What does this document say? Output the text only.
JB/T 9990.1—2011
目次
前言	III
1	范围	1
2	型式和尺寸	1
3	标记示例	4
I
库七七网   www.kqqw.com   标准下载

========

#### GIVEN INSTRUCTION
Please reproduce all of the entries exactly as they stand.

#### TASK OUTPUT
What does this document say? Output the text only.
JB/T 9990.1—2011
目次
前言	III
1	范围	1
2	型式和尺寸	1
3	标记示例	4
I
库七七网   www.kqqw.com   标准下载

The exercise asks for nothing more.